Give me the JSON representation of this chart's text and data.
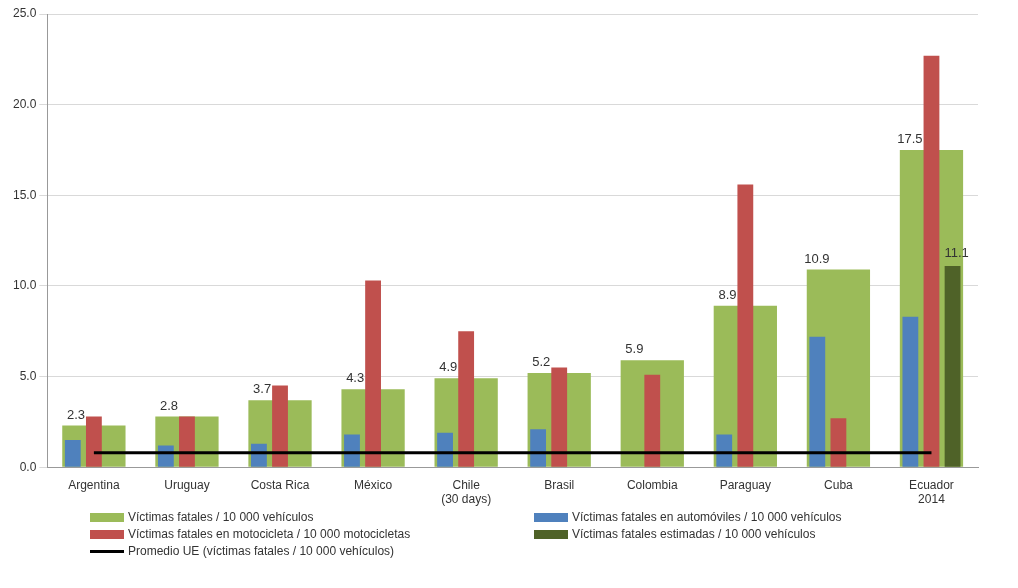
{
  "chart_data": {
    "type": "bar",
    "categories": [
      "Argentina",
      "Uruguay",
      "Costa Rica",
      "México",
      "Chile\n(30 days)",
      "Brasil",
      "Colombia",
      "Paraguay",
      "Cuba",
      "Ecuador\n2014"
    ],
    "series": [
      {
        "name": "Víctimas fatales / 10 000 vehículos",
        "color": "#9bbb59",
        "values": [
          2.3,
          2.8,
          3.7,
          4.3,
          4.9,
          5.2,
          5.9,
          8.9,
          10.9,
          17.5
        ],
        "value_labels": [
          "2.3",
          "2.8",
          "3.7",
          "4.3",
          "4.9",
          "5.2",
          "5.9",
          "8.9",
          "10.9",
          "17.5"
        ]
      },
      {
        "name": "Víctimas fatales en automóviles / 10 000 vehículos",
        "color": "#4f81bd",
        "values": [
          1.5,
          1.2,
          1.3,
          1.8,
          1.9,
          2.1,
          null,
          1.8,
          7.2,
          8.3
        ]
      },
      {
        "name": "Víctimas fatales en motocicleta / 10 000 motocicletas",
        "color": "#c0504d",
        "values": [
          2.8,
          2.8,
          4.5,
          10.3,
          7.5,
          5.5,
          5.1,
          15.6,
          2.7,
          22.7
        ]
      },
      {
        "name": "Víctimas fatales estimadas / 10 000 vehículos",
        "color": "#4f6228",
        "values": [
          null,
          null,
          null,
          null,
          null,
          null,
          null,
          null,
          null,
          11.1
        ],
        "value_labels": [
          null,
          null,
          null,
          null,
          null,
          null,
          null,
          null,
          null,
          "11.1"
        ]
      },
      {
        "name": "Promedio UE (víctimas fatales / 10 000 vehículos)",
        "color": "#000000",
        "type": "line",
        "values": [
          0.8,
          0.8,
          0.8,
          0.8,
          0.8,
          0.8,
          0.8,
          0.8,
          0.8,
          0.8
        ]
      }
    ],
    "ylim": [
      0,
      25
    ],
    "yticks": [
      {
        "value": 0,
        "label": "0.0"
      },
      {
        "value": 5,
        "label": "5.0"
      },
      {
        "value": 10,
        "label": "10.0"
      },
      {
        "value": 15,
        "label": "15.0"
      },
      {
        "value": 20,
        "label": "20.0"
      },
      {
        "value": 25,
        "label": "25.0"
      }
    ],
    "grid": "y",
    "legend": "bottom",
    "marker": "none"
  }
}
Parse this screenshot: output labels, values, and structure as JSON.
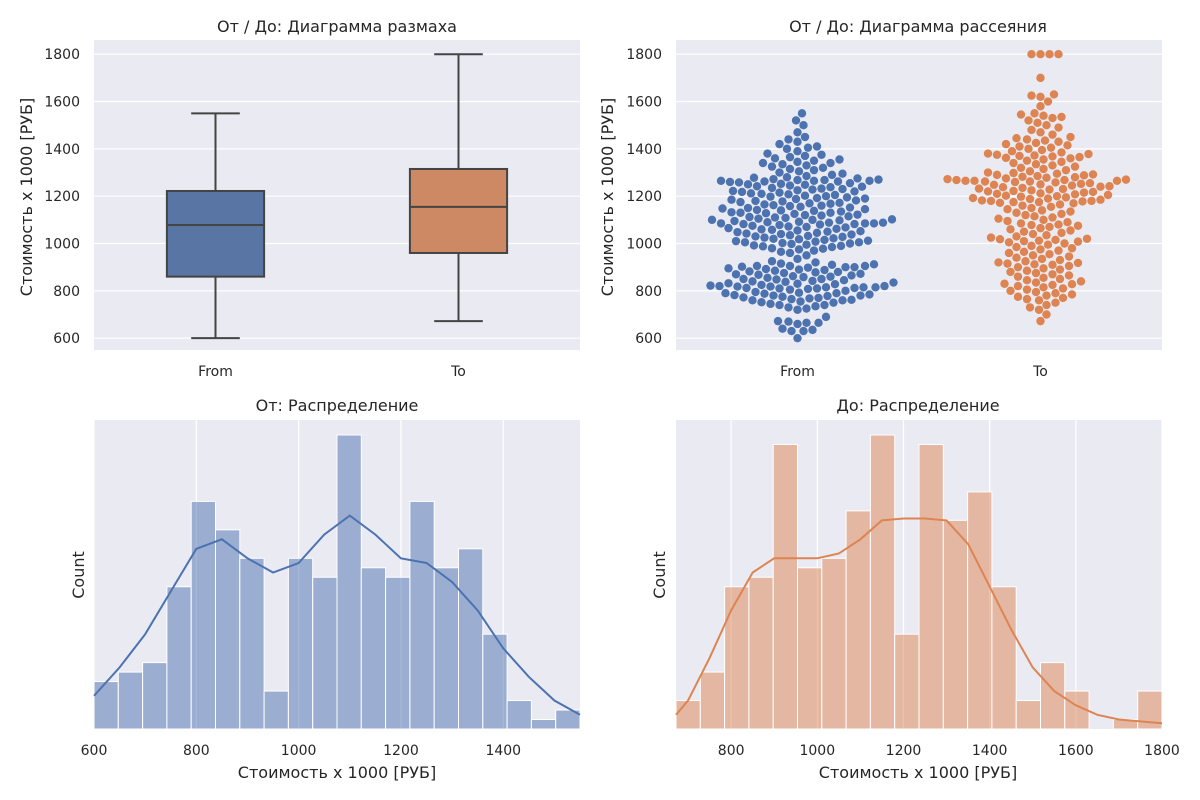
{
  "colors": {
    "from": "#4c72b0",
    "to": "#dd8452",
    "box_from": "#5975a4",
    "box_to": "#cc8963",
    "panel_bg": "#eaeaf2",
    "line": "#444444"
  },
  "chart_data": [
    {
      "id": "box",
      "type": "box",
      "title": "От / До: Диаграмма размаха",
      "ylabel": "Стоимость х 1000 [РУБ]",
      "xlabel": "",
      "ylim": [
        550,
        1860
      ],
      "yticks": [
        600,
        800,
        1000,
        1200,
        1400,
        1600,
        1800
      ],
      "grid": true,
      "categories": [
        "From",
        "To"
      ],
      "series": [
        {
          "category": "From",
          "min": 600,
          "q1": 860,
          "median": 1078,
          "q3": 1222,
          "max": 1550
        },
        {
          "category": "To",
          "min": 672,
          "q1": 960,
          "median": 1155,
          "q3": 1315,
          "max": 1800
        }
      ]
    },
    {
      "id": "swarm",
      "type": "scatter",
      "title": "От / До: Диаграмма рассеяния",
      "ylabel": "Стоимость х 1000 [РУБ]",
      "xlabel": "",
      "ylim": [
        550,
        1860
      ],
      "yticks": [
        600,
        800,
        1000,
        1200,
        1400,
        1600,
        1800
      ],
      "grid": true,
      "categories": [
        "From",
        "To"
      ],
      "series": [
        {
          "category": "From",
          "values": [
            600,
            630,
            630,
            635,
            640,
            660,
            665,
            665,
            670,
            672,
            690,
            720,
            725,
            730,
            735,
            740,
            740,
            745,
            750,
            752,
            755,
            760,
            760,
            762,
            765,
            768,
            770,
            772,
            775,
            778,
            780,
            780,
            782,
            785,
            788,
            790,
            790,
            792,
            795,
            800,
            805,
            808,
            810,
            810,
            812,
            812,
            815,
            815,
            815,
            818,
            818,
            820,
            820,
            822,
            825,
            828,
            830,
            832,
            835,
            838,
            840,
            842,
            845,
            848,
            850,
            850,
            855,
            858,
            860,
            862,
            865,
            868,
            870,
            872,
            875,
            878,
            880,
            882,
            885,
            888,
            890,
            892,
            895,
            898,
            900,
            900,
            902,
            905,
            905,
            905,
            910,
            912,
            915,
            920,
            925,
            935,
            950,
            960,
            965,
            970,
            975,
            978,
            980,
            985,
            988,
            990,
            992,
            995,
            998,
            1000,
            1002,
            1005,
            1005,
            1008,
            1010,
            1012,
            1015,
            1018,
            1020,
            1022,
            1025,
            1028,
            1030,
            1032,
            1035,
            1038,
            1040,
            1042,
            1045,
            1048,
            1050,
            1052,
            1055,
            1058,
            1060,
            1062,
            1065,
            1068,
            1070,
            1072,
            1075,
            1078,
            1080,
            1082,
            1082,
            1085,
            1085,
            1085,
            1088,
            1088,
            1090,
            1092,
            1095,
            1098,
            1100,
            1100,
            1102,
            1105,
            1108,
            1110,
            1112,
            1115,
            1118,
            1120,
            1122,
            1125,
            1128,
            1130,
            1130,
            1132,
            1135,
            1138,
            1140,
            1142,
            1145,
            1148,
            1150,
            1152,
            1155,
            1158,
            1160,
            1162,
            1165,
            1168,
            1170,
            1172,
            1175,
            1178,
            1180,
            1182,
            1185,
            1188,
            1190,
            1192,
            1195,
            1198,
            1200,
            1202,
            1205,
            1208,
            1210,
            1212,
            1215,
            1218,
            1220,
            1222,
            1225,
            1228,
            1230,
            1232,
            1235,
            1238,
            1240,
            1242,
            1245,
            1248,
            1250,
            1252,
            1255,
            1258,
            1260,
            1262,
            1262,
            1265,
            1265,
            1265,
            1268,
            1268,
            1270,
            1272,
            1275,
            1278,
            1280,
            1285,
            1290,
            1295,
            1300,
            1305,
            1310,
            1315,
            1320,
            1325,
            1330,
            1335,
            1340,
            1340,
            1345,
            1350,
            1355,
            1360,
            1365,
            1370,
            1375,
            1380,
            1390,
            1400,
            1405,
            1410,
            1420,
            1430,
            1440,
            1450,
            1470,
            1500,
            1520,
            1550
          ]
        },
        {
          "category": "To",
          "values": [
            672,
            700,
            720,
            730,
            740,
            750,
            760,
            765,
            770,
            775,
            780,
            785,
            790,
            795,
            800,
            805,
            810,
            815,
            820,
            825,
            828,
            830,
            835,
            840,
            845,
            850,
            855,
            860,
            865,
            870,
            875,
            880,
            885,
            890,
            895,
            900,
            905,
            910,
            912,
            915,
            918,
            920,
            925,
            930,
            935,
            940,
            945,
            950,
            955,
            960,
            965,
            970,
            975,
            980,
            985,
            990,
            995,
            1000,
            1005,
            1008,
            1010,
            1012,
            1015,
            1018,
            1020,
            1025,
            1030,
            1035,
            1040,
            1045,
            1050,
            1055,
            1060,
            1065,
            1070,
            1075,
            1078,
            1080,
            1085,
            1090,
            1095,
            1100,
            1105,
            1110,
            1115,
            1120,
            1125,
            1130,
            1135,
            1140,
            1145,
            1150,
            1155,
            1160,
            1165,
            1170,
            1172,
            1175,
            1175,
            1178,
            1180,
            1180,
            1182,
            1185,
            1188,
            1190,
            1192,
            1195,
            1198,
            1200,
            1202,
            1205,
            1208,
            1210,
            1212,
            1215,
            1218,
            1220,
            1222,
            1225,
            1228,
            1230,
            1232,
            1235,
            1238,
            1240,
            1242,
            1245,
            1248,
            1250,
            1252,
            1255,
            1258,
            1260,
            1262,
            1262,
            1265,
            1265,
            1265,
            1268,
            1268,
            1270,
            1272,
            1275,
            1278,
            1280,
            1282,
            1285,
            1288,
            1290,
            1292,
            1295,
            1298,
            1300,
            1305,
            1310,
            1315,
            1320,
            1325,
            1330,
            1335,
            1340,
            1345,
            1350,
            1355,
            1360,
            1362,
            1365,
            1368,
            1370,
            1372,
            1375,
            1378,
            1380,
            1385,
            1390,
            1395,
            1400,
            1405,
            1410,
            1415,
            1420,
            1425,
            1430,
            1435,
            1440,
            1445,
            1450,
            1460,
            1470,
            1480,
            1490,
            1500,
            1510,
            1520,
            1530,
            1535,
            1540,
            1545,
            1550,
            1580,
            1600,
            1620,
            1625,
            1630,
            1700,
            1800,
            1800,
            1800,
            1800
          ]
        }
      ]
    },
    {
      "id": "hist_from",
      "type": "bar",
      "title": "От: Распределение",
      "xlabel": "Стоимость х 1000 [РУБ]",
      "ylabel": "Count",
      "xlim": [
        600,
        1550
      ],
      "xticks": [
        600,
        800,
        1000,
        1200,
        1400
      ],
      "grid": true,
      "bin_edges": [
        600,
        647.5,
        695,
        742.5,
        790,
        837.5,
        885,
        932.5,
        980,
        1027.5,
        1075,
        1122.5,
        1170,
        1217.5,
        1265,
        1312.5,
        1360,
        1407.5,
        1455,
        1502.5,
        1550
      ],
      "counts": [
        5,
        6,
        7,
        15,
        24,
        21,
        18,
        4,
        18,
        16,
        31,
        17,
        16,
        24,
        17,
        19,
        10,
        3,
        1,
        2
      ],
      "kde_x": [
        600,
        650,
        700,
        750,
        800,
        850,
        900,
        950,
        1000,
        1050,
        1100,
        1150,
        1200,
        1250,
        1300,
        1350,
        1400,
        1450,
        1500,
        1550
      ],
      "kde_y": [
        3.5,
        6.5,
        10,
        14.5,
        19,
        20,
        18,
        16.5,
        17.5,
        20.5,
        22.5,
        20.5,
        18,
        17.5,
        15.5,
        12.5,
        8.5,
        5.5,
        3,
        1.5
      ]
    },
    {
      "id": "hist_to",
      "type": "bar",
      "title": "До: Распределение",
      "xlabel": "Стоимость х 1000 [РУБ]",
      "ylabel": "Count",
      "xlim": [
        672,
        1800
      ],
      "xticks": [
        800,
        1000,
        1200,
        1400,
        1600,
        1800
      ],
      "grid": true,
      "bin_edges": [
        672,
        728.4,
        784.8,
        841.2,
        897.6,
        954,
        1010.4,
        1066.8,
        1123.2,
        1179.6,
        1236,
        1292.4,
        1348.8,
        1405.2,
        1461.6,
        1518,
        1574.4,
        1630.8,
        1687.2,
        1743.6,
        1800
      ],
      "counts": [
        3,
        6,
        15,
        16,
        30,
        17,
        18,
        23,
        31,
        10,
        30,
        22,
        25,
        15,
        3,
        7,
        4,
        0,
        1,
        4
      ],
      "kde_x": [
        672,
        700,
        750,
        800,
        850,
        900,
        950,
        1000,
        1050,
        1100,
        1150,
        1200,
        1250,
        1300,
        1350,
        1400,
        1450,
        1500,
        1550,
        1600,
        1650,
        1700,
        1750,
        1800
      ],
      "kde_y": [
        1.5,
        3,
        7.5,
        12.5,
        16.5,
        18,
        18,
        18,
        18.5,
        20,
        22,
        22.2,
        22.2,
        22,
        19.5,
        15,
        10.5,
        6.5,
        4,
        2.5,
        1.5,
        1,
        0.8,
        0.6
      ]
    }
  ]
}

◆ ◆ ◆ ◆

## JOB
Pick out every line holding the string "vehículos" and return it.

## RESULT
        "name": "Víctimas fatales / 10 000 vehículos",
        "name": "Víctimas fatales en automóviles / 10 000 vehículos",
        "name": "Víctimas fatales estimadas / 10 000 vehículos",
        "name": "Promedio UE (víctimas fatales / 10 000 vehículos)",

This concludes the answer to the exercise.